#### [AIM]
In the data below, find each line containing the string "glim" and return it.
************
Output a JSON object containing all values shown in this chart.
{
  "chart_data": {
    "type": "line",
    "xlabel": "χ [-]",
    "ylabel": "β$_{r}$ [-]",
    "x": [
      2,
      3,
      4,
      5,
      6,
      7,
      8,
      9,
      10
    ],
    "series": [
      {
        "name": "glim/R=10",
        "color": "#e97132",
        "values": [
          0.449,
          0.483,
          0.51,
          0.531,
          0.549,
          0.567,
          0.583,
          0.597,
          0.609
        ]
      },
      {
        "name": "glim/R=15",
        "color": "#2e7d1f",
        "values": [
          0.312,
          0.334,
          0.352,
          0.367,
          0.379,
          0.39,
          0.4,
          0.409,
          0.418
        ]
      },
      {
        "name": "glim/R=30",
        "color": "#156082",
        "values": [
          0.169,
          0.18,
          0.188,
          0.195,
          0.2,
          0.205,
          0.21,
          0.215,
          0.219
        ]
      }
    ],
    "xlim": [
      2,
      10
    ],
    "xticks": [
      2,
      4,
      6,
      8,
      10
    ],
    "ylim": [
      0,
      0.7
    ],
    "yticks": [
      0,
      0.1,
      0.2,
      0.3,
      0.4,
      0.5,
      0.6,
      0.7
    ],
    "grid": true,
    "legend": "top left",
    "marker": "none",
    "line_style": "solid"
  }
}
************
#### [RESULT OF THIS TASK]
        "name": "glim/R=10",
        "name": "glim/R=15",
        "name": "glim/R=30",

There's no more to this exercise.